### Brief:
Copy each line below in which the string "lutte" occurs.

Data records
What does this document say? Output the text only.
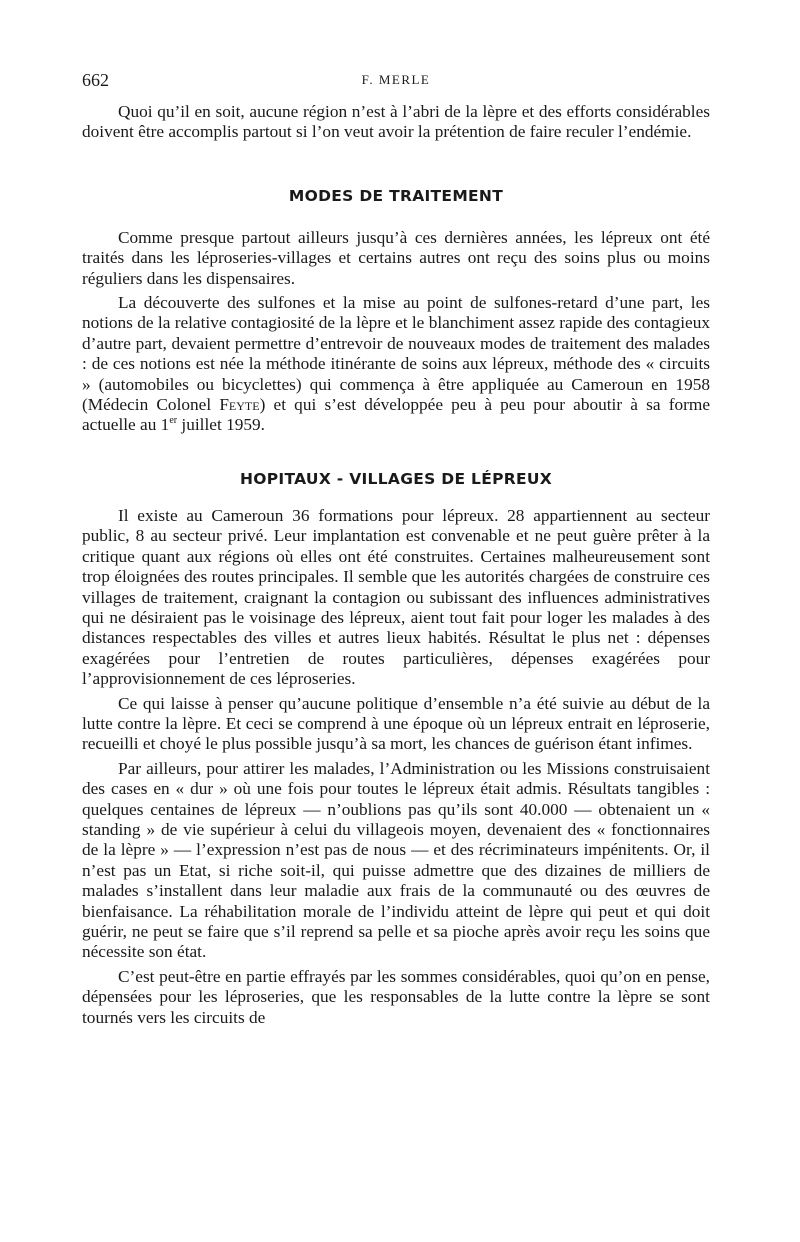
662	F. MERLE

Quoi qu’il en soit, aucune région n’est à l’abri de la lèpre et des efforts considérables doivent être accomplis partout si l’on veut avoir la prétention de faire reculer l’endémie.

MODES DE TRAITEMENT

Comme presque partout ailleurs jusqu’à ces dernières années, les lépreux ont été traités dans les léproseries-villages et certains autres ont reçu des soins plus ou moins réguliers dans les dispensaires.

La découverte des sulfones et la mise au point de sulfones-retard d’une part, les notions de la relative contagiosité de la lèpre et le blanchiment assez rapide des contagieux d’autre part, devaient permettre d’entrevoir de nouveaux modes de traitement des malades : de ces notions est née la méthode itinérante de soins aux lépreux, méthode des « circuits » (automobiles ou bicyclettes) qui commença à être appliquée au Cameroun en 1958 (Médecin Colonel Feyte) et qui s’est développée peu à peu pour aboutir à sa forme actuelle au 1er juillet 1959.

HOPITAUX - VILLAGES DE LÉPREUX

Il existe au Cameroun 36 formations pour lépreux. 28 appartiennent au secteur public, 8 au secteur privé. Leur implantation est convenable et ne peut guère prêter à la critique quant aux régions où elles ont été construites. Certaines malheureusement sont trop éloignées des routes principales. Il semble que les autorités chargées de construire ces villages de traitement, craignant la contagion ou subissant des influences administratives qui ne désiraient pas le voisinage des lépreux, aient tout fait pour loger les malades à des distances respectables des villes et autres lieux habités. Résultat le plus net : dépenses exagérées pour l’entretien de routes particulières, dépenses exagérées pour l’approvisionnement de ces léproseries.

Ce qui laisse à penser qu’aucune politique d’ensemble n’a été suivie au début de la lutte contre la lèpre. Et ceci se comprend à une époque où un lépreux entrait en léproserie, recueilli et choyé le plus possible jusqu’à sa mort, les chances de guérison étant infimes.

Par ailleurs, pour attirer les malades, l’Administration ou les Missions construisaient des cases en « dur » où une fois pour toutes le lépreux était admis. Résultats tangibles : quelques centaines de lépreux — n’oublions pas qu’ils sont 40.000 — obtenaient un « standing » de vie supérieur à celui du villageois moyen, devenaient des « fonctionnaires de la lèpre » — l’expression n’est pas de nous — et des récriminateurs impénitents. Or, il n’est pas un Etat, si riche soit-il, qui puisse admettre que des dizaines de milliers de malades s’installent dans leur maladie aux frais de la communauté ou des œuvres de bienfaisance. La réhabilitation morale de l’individu atteint de lèpre qui peut et qui doit guérir, ne peut se faire que s’il reprend sa pelle et sa pioche après avoir reçu les soins que nécessite son état.

C’est peut-être en partie effrayés par les sommes considérables, quoi qu’on en pense, dépensées pour les léproseries, que les responsables de la lutte contre la lèpre se sont tournés vers les circuits de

### Output of the task:
Ce qui laisse à penser qu’aucune politique d’ensemble n’a été suivie au début de la lutte contre la lèpre. Et ceci se comprend à une époque où un lépreux entrait en léproserie, recueilli et choyé le plus possible jusqu’à sa mort, les chances de guérison étant infimes.
C’est peut-être en partie effrayés par les sommes considérables, quoi qu’on en pense, dépensées pour les léproseries, que les responsables de la lutte contre la lèpre se sont tournés vers les circuits de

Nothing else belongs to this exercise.